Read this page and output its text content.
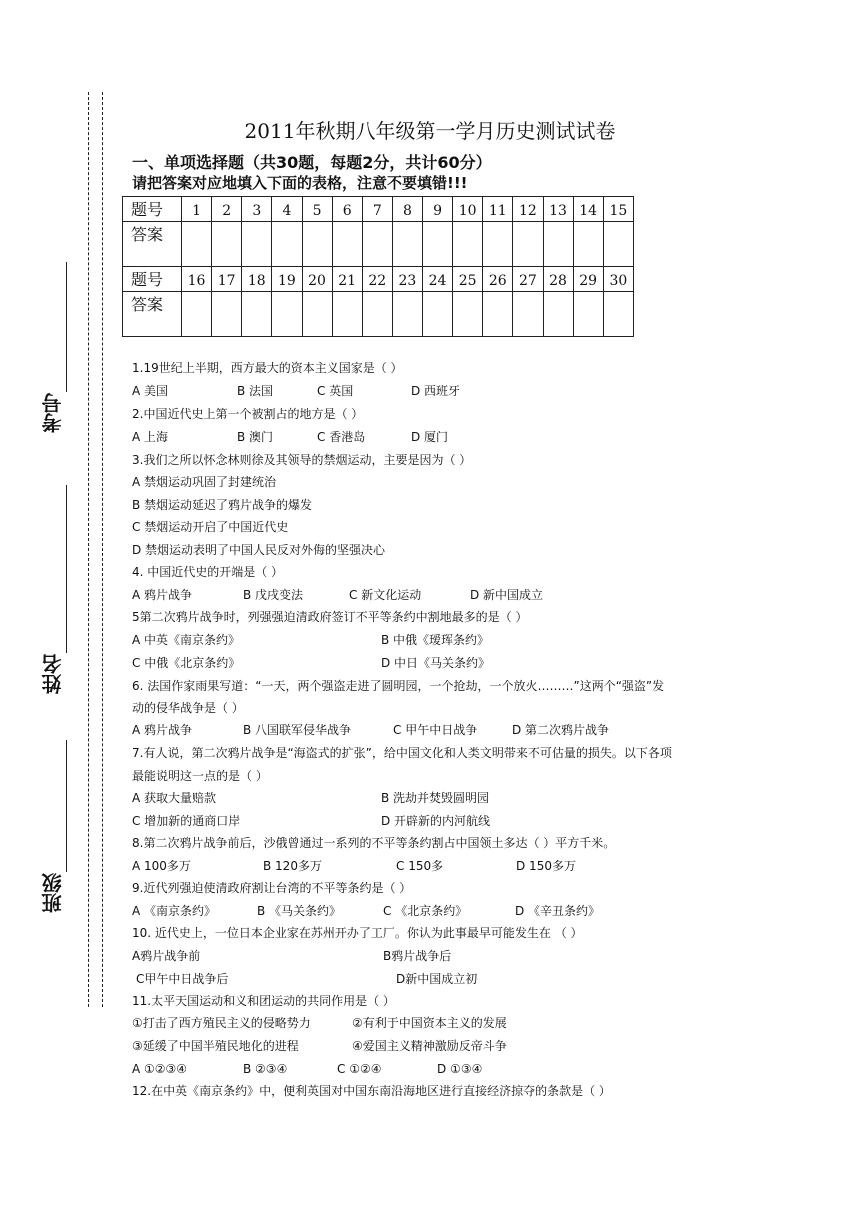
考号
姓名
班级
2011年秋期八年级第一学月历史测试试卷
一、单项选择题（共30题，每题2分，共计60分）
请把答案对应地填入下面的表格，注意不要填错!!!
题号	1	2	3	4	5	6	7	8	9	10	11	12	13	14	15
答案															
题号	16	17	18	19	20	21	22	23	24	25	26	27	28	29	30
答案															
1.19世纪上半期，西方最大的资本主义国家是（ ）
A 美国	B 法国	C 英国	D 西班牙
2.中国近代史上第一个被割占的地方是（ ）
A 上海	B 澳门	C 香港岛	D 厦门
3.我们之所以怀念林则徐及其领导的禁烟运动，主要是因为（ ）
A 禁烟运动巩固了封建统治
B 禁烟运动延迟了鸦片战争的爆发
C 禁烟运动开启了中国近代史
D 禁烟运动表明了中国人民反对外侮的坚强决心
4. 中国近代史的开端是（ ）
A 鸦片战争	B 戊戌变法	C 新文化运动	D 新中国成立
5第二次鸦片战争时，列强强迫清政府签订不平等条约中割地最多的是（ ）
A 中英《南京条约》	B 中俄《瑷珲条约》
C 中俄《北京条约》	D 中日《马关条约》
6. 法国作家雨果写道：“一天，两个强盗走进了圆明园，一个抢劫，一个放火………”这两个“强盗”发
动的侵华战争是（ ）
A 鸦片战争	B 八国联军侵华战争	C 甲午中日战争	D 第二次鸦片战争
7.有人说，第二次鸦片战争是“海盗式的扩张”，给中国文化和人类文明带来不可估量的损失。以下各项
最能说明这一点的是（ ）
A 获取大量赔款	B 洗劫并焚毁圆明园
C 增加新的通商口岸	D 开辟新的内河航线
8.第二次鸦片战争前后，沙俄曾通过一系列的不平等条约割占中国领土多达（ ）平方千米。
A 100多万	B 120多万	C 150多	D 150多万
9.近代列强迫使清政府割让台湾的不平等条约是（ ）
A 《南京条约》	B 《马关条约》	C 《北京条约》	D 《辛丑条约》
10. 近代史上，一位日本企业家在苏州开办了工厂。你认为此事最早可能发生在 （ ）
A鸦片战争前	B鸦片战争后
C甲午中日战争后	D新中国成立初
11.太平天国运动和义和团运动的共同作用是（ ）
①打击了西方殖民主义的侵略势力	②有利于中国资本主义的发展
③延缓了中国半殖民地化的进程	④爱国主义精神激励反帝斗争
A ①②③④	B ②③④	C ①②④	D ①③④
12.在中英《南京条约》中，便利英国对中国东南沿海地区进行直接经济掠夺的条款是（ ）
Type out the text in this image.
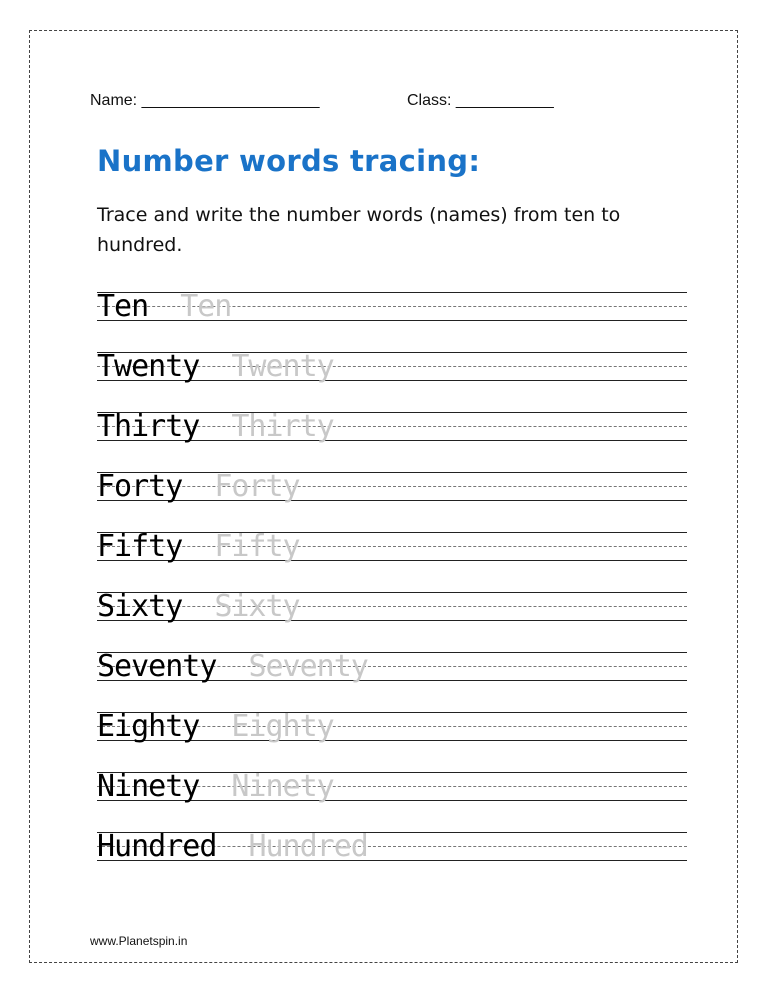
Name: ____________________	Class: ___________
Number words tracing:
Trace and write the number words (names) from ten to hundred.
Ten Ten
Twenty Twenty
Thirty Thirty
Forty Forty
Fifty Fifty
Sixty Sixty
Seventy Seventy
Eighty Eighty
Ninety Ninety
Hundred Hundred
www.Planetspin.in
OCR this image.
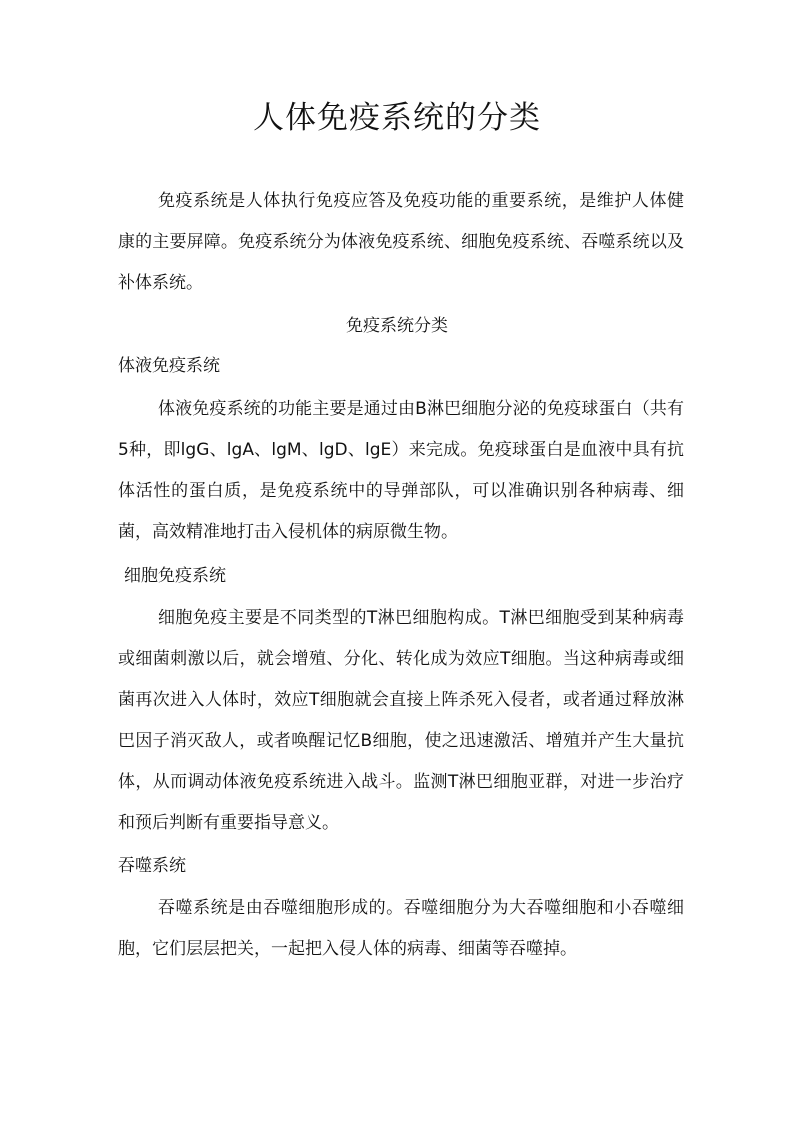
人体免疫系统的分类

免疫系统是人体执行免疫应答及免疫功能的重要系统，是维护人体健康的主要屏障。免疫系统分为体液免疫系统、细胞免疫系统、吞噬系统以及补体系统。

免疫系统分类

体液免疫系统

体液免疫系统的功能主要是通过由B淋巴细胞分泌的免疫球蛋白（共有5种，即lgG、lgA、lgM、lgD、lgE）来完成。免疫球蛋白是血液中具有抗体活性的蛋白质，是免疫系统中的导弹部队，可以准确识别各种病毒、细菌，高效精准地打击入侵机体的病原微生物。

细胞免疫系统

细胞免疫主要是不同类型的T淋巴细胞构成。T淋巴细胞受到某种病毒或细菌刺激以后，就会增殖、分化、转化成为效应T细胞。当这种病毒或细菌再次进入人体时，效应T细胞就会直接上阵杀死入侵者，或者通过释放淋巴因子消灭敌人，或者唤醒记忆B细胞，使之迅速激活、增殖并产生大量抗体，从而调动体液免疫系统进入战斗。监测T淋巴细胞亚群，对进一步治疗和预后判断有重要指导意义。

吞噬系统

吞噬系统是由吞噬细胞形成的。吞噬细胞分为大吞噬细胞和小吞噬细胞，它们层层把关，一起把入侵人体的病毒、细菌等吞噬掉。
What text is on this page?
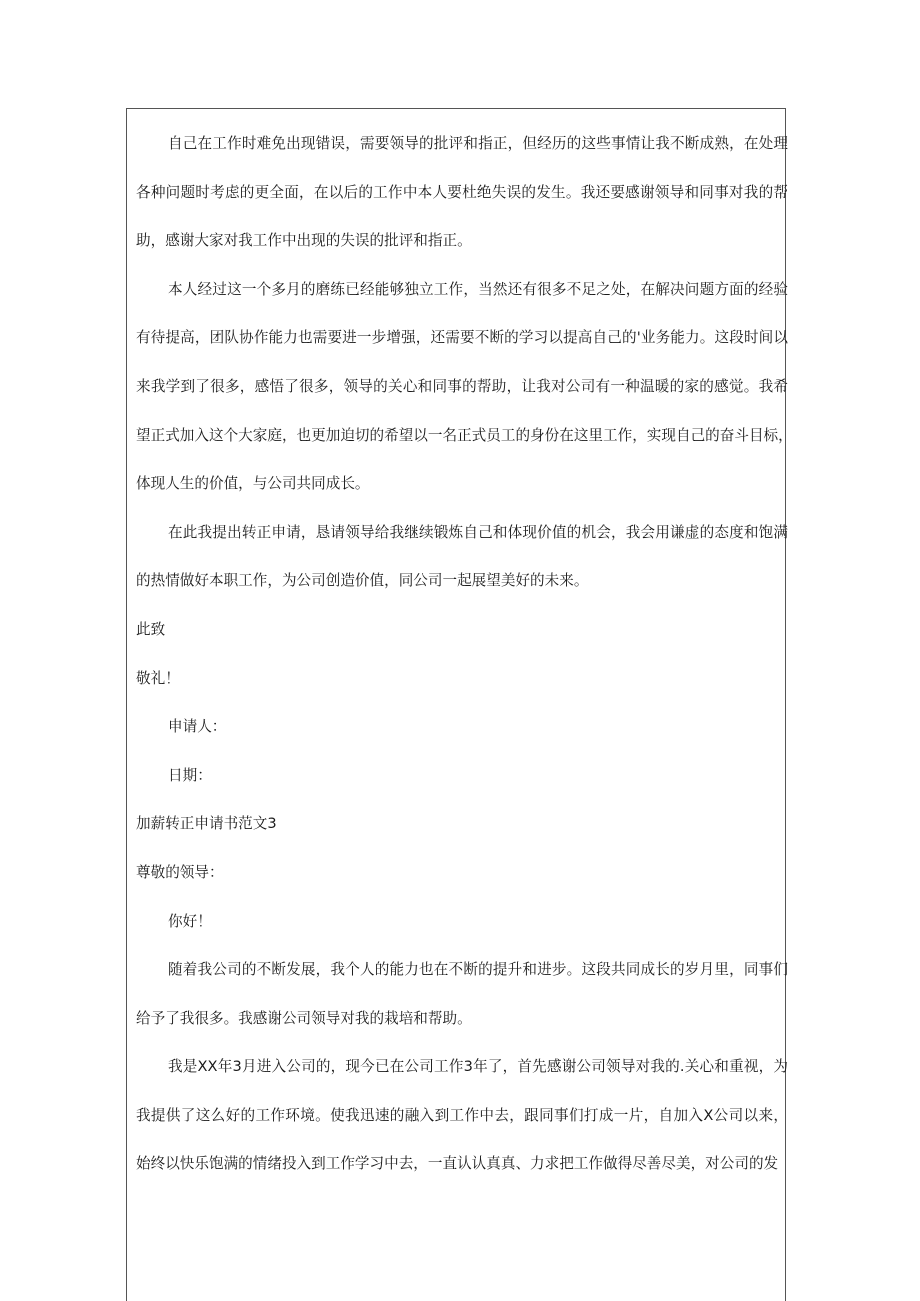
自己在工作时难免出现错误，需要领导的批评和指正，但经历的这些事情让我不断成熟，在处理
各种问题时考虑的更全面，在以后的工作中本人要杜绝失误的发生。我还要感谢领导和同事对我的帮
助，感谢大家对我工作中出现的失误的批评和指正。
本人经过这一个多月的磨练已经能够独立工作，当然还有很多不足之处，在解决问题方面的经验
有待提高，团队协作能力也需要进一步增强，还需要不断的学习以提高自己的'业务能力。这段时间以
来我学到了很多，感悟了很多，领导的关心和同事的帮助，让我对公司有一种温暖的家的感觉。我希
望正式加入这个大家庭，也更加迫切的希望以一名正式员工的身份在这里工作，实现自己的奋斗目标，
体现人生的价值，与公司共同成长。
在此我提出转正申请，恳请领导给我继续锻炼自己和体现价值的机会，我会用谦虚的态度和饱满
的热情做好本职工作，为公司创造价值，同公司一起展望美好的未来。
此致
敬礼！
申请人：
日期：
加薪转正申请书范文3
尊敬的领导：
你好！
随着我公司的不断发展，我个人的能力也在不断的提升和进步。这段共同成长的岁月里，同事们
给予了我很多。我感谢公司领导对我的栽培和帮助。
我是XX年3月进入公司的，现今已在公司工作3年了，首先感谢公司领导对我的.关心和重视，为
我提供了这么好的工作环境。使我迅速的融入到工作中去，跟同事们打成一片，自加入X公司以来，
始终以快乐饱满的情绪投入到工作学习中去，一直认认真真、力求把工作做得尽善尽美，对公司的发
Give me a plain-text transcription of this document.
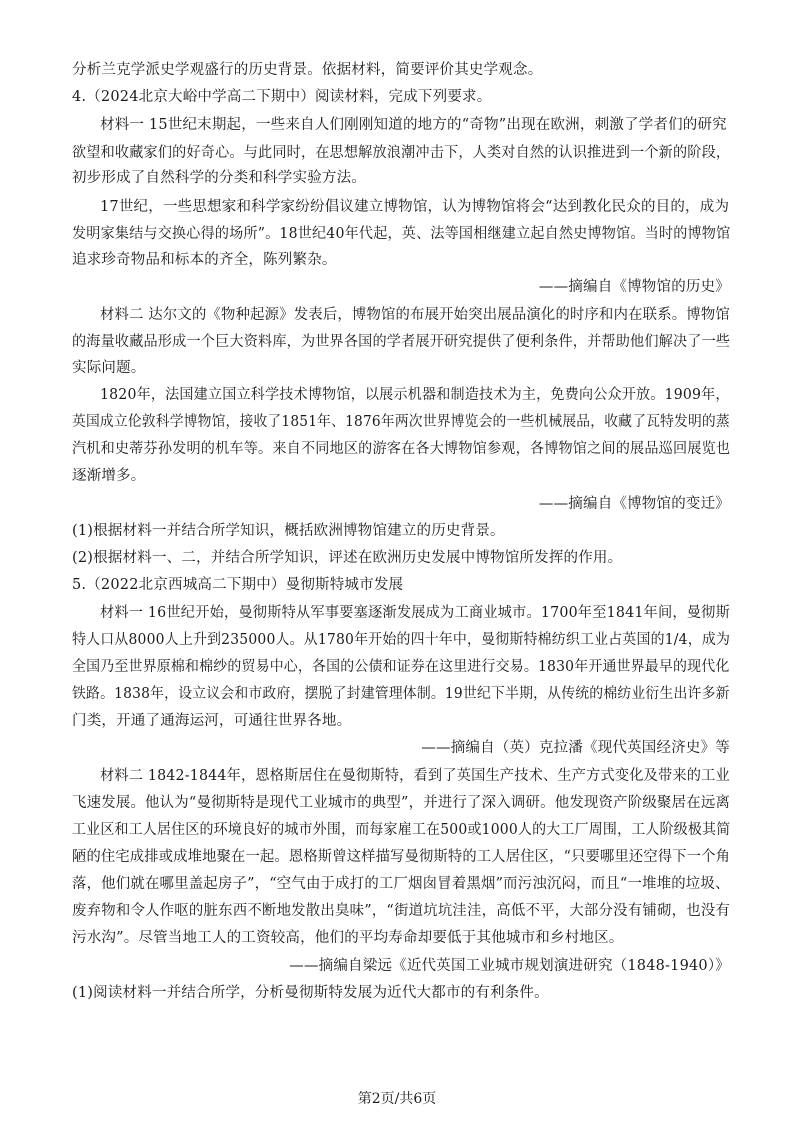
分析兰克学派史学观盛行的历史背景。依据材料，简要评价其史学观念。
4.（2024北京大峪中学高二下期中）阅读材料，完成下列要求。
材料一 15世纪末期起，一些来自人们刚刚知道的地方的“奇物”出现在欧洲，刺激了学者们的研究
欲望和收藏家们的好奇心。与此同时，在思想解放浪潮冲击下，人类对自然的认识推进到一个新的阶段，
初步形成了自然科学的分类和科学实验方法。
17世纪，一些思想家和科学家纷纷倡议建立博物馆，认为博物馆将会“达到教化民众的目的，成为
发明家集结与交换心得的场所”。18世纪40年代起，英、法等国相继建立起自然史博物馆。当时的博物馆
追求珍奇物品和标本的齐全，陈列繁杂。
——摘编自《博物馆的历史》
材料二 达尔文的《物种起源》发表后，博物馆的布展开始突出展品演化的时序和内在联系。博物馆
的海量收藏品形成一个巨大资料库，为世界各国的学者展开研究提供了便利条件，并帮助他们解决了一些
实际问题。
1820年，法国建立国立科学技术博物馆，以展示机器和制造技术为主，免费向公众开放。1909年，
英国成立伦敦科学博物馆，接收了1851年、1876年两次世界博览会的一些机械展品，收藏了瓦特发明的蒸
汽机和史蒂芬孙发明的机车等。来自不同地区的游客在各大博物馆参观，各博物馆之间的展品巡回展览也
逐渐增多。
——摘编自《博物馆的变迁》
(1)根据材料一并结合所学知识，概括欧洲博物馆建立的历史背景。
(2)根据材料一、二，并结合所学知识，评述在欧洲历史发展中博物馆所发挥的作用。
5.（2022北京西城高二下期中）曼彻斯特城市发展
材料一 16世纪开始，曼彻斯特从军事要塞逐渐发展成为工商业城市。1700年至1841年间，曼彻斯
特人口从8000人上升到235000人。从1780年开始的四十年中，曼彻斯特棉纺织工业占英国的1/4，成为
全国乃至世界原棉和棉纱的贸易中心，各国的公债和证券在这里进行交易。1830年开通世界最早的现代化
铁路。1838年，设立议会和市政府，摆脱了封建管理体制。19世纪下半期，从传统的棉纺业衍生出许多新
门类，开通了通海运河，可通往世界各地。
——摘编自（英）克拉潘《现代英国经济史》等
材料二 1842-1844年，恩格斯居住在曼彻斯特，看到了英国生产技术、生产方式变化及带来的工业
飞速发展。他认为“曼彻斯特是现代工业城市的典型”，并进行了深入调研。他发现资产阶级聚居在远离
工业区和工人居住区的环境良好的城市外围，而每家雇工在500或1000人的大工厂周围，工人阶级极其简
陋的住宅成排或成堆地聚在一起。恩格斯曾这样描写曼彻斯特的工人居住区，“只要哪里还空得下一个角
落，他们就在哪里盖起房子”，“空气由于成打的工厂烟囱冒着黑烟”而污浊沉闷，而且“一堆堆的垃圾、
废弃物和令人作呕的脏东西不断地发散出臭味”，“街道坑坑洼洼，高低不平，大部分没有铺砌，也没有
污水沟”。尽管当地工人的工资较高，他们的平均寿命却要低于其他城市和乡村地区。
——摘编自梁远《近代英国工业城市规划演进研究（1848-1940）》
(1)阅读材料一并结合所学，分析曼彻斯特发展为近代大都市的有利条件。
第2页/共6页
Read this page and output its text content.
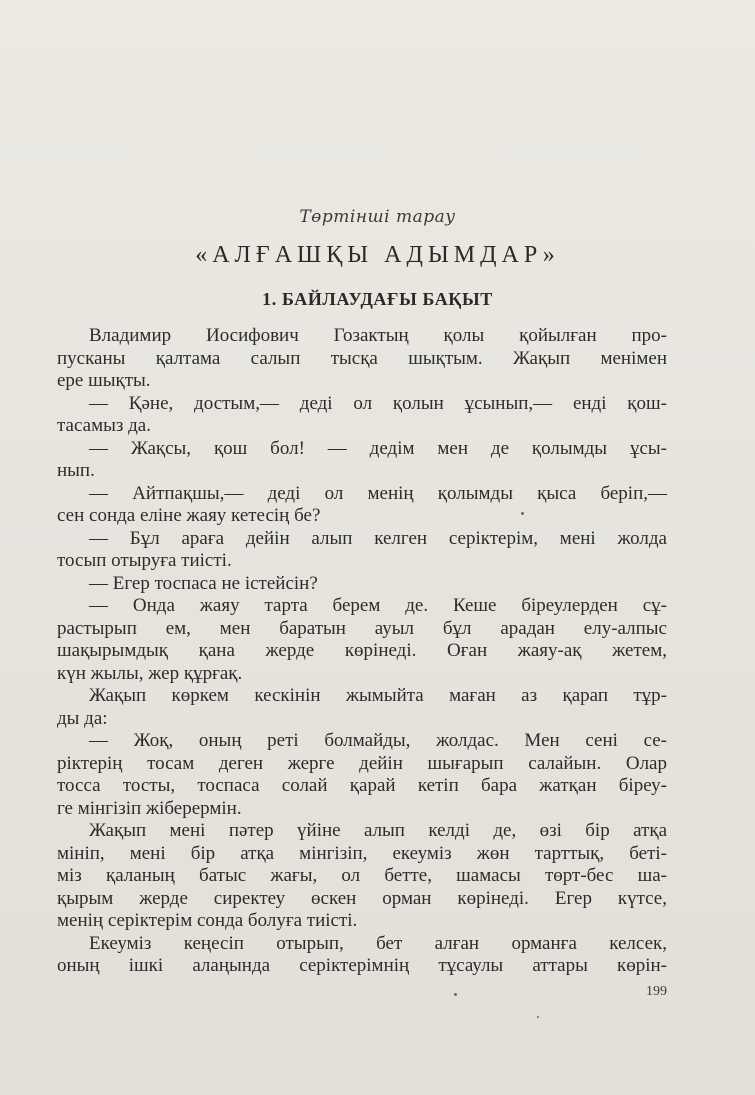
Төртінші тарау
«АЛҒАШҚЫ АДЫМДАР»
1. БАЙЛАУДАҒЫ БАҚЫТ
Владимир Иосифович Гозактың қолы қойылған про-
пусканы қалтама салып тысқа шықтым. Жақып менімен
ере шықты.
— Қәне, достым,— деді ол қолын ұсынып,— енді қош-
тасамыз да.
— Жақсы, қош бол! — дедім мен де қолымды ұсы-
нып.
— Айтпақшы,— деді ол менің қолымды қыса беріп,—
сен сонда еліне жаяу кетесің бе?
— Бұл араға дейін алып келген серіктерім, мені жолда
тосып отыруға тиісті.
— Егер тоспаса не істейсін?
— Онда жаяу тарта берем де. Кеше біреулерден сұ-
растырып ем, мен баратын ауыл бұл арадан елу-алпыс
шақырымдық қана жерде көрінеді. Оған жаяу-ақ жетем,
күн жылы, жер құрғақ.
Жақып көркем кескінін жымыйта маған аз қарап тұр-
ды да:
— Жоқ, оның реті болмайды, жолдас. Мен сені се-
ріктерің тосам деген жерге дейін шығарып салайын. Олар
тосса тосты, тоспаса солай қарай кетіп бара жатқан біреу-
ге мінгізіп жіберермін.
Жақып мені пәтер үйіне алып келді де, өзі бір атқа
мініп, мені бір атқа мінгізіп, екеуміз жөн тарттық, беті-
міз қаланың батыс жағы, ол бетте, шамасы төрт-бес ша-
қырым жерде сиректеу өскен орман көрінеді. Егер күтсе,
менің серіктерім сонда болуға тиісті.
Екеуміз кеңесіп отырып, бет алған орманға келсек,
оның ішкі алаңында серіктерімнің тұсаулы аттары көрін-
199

· · ·

__What to produce__
Where a line contains the string "马关条约", extract that line.

__Exercise output__
C 中俄《北京条约》	D 中日《马关条约》
A 《南京条约》	B 《马关条约》	C 《北京条约》	D 《辛丑条约》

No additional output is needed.